[Figure collection entries]
»»
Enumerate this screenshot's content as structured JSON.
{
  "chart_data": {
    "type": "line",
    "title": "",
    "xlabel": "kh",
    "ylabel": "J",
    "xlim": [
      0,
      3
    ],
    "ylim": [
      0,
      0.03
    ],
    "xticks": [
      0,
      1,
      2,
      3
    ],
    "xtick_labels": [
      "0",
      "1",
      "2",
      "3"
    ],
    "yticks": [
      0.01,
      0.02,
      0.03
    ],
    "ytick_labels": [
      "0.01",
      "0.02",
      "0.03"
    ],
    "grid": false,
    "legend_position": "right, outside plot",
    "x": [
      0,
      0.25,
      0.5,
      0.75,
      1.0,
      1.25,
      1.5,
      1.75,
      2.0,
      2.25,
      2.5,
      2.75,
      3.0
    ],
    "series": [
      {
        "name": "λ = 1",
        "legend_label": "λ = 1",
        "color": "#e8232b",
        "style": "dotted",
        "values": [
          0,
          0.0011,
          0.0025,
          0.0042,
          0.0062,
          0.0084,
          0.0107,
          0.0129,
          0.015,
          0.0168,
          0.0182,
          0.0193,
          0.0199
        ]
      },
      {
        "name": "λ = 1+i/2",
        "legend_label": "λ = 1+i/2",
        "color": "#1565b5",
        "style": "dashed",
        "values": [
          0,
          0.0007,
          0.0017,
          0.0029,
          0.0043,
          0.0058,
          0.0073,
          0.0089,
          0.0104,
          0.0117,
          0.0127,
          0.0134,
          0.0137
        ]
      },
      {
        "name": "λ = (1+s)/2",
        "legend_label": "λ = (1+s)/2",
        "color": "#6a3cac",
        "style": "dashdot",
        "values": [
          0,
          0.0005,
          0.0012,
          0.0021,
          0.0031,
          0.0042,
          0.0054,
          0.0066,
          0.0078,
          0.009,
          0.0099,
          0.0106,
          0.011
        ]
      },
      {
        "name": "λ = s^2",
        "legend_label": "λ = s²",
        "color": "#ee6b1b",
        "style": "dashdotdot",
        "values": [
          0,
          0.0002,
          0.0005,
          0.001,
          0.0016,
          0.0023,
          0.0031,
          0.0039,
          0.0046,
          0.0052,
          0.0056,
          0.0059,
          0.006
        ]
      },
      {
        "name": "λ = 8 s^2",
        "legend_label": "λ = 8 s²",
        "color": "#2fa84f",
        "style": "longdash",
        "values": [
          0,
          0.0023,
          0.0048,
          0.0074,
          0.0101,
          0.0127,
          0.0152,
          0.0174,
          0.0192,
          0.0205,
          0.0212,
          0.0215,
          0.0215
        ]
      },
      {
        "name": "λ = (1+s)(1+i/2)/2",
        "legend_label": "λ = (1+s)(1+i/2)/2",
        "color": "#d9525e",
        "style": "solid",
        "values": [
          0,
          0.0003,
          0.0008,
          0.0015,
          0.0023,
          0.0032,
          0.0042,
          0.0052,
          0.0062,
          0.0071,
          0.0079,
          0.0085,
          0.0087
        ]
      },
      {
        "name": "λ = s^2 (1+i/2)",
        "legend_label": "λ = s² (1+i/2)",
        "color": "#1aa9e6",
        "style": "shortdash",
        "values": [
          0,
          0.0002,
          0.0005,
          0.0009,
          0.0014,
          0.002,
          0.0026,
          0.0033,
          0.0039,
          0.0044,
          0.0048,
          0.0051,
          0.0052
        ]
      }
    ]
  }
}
««
## Task details
Pull out every line of the records that includes the string "name".

## Exercise response
        "name": "λ = 1",
        "name": "λ = 1+i/2",
        "name": "λ = (1+s)/2",
        "name": "λ = s^2",
        "name": "λ = 8 s^2",
        "name": "λ = (1+s)(1+i/2)/2",
        "name": "λ = s^2 (1+i/2)",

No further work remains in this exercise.